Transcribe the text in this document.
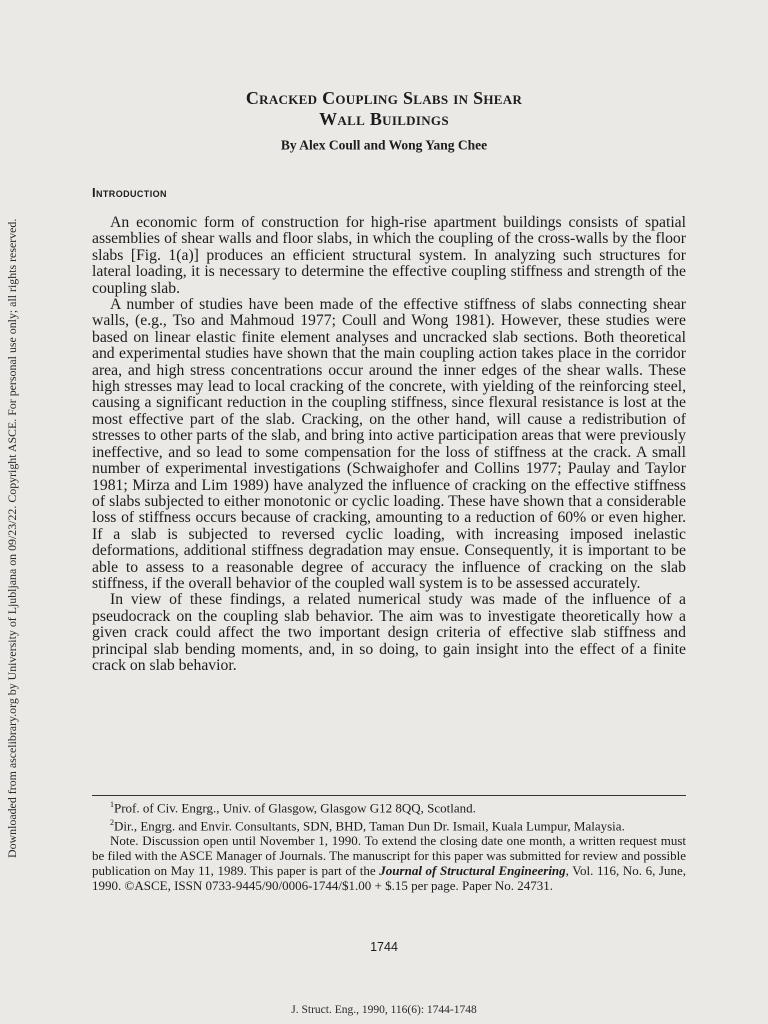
Downloaded from ascelibrary.org by University of Ljubljana on 09/23/22. Copyright ASCE. For personal use only; all rights reserved.
Cracked Coupling Slabs in Shear
Wall Buildings
By Alex Coull and Wong Yang Chee
Introduction

An economic form of construction for high-rise apartment buildings consists of spatial assemblies of shear walls and floor slabs, in which the coupling of the cross-walls by the floor slabs [Fig. 1(a)] produces an efficient structural system. In analyzing such structures for lateral loading, it is necessary to determine the effective coupling stiffness and strength of the coupling slab.

A number of studies have been made of the effective stiffness of slabs connecting shear walls, (e.g., Tso and Mahmoud 1977; Coull and Wong 1981). However, these studies were based on linear elastic finite element analyses and uncracked slab sections. Both theoretical and experimental studies have shown that the main coupling action takes place in the corridor area, and high stress concentrations occur around the inner edges of the shear walls. These high stresses may lead to local cracking of the concrete, with yielding of the reinforcing steel, causing a significant reduction in the coupling stiffness, since flexural resistance is lost at the most effective part of the slab. Cracking, on the other hand, will cause a redistribution of stresses to other parts of the slab, and bring into active participation areas that were previously ineffective, and so lead to some compensation for the loss of stiffness at the crack. A small number of experimental investigations (Schwaighofer and Collins 1977; Paulay and Taylor 1981; Mirza and Lim 1989) have analyzed the influence of cracking on the effective stiffness of slabs subjected to either monotonic or cyclic loading. These have shown that a considerable loss of stiffness occurs because of cracking, amounting to a reduction of 60% or even higher. If a slab is subjected to reversed cyclic loading, with increasing imposed inelastic deformations, additional stiffness degradation may ensue. Consequently, it is important to be able to assess to a reasonable degree of accuracy the influence of cracking on the slab stiffness, if the overall behavior of the coupled wall system is to be assessed accurately.

In view of these findings, a related numerical study was made of the influence of a pseudocrack on the coupling slab behavior. The aim was to investigate theoretically how a given crack could affect the two important design criteria of effective slab stiffness and principal slab bending moments, and, in so doing, to gain insight into the effect of a finite crack on slab behavior.

$^1$Prof. of Civ. Engrg., Univ. of Glasgow, Glasgow G12 8QQ, Scotland.

$^2$Dir., Engrg. and Envir. Consultants, SDN, BHD, Taman Dun Dr. Ismail, Kuala Lumpur, Malaysia.

Note. Discussion open until November 1, 1990. To extend the closing date one month, a written request must be filed with the ASCE Manager of Journals. The manuscript for this paper was submitted for review and possible publication on May 11, 1989. This paper is part of the Journal of Structural Engineering, Vol. 116, No. 6, June, 1990. ©ASCE, ISSN 0733-9445/90/0006-1744/$1.00 + $.15 per page. Paper No. 24731.

1744
J. Struct. Eng., 1990, 116(6): 1744-1748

┄┄┄┄┄┄

*Exercise requirements*. Only lines that contain the word "this" are wanted; copy each of them.

*Finished exercise*.
Transcribe the text in this document.
Note. Discussion open until November 1, 1990. To extend the closing date one month, a written request must be filed with the ASCE Manager of Journals. The manuscript for this paper was submitted for review and possible publication on May 11, 1989. This paper is part of the Journal of Structural Engineering, Vol. 116, No. 6, June, 1990. ©ASCE, ISSN 0733-9445/90/0006-1744/$1.00 + $.15 per page. Paper No. 24731.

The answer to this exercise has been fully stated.